Input data:
....
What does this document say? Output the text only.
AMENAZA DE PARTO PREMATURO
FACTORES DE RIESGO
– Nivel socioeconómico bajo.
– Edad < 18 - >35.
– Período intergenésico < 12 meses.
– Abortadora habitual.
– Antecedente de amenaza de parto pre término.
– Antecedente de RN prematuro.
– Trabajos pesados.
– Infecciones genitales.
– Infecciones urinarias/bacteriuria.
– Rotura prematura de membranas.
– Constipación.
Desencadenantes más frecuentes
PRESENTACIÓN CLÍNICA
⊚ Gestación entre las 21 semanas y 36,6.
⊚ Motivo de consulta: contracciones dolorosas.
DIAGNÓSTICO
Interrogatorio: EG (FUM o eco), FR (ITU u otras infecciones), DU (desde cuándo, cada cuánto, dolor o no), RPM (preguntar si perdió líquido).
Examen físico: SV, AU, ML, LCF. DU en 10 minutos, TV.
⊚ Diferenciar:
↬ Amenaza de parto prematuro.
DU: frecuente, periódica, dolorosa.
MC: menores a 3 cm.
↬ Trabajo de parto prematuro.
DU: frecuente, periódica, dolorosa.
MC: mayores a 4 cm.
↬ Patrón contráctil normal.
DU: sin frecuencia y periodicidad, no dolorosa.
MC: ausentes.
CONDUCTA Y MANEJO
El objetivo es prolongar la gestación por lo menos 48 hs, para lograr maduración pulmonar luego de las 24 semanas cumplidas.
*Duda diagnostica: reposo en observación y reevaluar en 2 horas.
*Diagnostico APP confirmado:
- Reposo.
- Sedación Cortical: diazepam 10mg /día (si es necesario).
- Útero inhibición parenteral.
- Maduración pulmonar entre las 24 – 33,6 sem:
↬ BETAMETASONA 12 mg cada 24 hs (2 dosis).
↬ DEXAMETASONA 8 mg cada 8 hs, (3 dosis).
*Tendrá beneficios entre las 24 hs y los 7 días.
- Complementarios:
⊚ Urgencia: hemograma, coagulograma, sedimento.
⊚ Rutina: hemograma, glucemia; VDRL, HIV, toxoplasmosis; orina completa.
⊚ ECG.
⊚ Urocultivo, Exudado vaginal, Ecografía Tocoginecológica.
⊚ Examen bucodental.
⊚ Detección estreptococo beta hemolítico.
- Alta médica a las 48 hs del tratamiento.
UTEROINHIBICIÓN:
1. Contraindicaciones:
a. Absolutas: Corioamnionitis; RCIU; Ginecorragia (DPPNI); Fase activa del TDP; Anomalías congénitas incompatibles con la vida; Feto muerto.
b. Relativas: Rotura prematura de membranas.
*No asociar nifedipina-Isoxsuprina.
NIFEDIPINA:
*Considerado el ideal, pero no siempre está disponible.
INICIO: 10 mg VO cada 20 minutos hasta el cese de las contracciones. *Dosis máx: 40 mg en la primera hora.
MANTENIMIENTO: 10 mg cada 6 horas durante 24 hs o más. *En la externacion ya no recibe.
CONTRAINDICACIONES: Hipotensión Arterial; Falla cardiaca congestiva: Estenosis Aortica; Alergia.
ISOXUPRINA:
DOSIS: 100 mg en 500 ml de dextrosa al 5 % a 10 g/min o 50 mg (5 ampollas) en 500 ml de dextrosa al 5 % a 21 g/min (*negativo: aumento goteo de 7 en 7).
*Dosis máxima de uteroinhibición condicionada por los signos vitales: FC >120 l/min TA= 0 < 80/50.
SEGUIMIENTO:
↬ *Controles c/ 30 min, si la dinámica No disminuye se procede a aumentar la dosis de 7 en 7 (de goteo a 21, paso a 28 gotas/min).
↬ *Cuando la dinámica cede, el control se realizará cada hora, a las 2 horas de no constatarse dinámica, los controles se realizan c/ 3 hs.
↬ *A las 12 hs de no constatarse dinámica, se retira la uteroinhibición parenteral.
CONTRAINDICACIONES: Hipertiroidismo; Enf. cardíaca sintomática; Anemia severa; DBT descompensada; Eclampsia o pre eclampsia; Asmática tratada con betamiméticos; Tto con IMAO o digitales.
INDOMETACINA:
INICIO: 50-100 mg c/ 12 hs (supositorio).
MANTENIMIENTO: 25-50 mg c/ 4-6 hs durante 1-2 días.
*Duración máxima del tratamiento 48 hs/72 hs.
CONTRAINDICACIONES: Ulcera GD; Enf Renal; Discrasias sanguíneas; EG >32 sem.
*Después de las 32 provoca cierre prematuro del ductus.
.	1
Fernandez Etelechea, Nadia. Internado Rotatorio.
....
From the entries above, copy each line holding "hemograma".

⊚ Urgencia: hemograma, coagulograma, sedimento.
⊚ Rutina: hemograma, glucemia; VDRL, HIV, toxoplasmosis; orina completa.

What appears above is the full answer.